OBJECTIVE:
Quote each line exactly, from the line that contains "OCR this image." down to the last line of the listing, and no other lines.
--
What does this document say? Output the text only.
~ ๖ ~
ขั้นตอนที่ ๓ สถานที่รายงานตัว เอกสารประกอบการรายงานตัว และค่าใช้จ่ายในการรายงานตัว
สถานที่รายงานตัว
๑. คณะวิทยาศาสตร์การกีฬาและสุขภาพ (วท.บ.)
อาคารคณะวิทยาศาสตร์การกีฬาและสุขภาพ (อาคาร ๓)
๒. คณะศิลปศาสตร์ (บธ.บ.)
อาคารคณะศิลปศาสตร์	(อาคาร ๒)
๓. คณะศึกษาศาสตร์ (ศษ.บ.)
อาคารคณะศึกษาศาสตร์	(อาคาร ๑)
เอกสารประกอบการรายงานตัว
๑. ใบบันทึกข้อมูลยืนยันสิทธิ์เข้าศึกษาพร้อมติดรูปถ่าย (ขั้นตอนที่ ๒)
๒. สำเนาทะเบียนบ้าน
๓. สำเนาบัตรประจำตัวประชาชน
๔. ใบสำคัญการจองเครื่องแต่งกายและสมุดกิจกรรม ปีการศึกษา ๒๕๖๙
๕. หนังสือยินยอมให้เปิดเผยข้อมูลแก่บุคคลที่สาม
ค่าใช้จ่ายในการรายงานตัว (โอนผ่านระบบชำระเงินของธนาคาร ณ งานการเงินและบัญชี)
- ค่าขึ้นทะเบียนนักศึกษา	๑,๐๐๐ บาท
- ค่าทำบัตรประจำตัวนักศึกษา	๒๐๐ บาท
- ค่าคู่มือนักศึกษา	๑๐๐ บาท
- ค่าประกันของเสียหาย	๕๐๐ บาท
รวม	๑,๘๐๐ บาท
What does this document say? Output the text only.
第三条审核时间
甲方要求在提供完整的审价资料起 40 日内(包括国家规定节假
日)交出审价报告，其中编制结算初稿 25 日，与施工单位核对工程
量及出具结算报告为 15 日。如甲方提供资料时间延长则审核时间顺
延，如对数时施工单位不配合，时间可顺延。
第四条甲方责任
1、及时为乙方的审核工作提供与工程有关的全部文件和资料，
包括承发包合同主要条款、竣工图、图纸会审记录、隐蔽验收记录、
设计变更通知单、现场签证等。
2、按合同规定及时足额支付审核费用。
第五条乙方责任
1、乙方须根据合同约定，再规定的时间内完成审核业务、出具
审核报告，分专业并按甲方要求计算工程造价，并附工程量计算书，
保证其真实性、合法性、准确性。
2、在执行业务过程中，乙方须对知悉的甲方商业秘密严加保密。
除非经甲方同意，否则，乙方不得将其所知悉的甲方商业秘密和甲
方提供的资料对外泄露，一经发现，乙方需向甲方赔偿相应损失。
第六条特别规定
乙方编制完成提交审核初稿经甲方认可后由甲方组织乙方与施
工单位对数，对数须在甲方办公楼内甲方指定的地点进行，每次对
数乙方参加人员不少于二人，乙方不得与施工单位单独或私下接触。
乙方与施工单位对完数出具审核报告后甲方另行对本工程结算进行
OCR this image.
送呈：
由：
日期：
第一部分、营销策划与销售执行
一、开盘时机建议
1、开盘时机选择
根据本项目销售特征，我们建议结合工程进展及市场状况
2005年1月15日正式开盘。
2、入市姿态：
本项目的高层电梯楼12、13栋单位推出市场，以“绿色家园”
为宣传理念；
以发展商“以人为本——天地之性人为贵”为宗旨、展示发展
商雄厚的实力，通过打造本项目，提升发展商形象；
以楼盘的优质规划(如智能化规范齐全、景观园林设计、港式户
--
FINISHED EXERCISE:
OCR this image.
送呈：
由：
日期：
第一部分、营销策划与销售执行
一、开盘时机建议
1、开盘时机选择
根据本项目销售特征，我们建议结合工程进展及市场状况
2005年1月15日正式开盘。
2、入市姿态：
本项目的高层电梯楼12、13栋单位推出市场，以“绿色家园”
为宣传理念；
以发展商“以人为本——天地之性人为贵”为宗旨、展示发展
商雄厚的实力，通过打造本项目，提升发展商形象；
以楼盘的优质规划(如智能化规范齐全、景观园林设计、港式户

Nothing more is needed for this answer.